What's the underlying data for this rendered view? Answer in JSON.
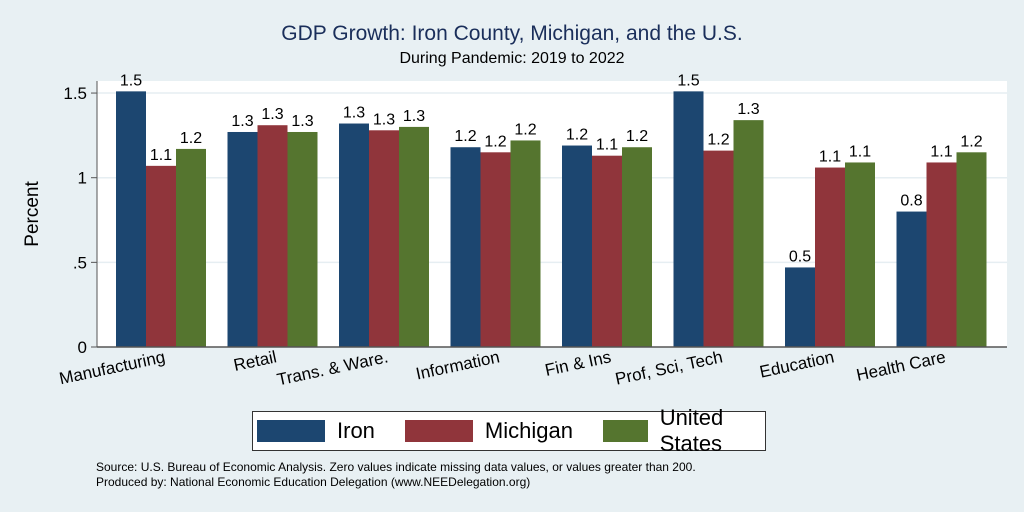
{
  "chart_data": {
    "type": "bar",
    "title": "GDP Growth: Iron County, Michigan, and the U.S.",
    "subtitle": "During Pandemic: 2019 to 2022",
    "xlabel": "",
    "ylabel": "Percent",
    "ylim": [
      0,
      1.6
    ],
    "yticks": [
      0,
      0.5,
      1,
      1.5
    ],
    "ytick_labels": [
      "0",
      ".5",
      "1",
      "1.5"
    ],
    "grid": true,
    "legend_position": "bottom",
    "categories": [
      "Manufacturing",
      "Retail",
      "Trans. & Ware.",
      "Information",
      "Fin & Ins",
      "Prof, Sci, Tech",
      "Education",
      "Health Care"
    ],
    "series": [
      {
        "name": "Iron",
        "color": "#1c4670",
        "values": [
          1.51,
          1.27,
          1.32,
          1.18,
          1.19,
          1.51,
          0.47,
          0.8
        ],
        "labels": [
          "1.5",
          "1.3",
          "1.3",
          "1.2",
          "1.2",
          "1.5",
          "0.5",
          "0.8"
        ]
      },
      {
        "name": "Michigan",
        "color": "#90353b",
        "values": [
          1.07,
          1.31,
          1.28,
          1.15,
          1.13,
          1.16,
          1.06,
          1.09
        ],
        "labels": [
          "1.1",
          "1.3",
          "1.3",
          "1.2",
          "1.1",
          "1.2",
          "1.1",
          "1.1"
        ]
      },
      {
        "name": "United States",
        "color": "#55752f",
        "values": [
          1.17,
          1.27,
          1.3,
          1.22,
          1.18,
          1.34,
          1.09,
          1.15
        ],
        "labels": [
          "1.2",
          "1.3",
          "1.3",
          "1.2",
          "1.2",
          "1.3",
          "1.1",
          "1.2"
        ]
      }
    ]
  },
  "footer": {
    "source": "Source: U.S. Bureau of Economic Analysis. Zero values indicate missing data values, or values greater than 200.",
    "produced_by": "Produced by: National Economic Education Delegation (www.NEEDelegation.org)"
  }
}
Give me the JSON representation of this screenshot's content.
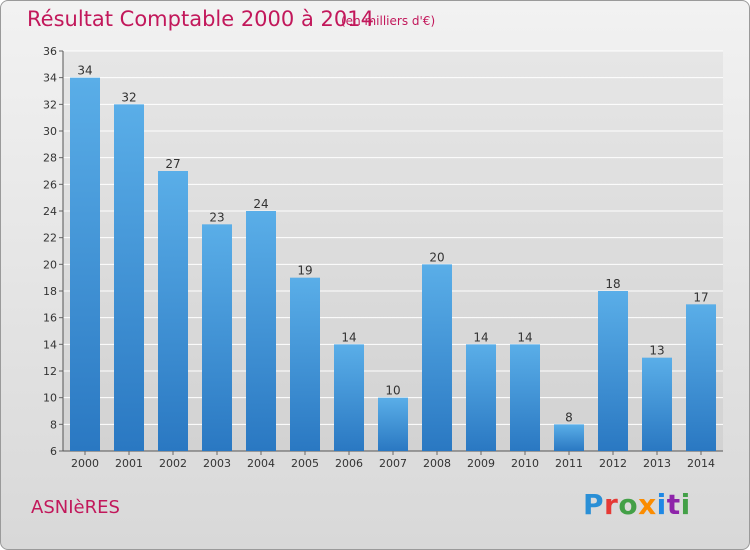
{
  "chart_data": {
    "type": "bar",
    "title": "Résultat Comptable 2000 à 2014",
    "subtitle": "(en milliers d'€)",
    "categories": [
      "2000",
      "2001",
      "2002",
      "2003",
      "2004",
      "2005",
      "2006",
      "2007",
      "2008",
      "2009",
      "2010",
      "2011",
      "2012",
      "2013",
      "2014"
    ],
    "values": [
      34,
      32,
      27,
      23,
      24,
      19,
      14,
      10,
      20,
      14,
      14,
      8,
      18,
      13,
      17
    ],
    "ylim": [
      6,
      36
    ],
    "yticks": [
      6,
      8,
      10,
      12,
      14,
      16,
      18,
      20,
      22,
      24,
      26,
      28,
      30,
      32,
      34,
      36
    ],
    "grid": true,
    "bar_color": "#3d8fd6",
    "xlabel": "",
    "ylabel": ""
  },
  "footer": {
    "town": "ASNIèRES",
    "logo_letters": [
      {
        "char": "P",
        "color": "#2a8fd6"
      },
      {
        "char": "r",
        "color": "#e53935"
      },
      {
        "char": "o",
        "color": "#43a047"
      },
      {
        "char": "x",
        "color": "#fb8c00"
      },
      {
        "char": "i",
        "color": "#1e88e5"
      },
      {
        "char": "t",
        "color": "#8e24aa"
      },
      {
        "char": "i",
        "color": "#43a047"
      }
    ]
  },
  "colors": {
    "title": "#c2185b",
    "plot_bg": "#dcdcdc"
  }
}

___

Go through the data above and find the lines with the word "this". Copy each of those lines.

What's the underlying data for this rendered view? Answer in JSON.
Give me the JSON representation of this screenshot's content.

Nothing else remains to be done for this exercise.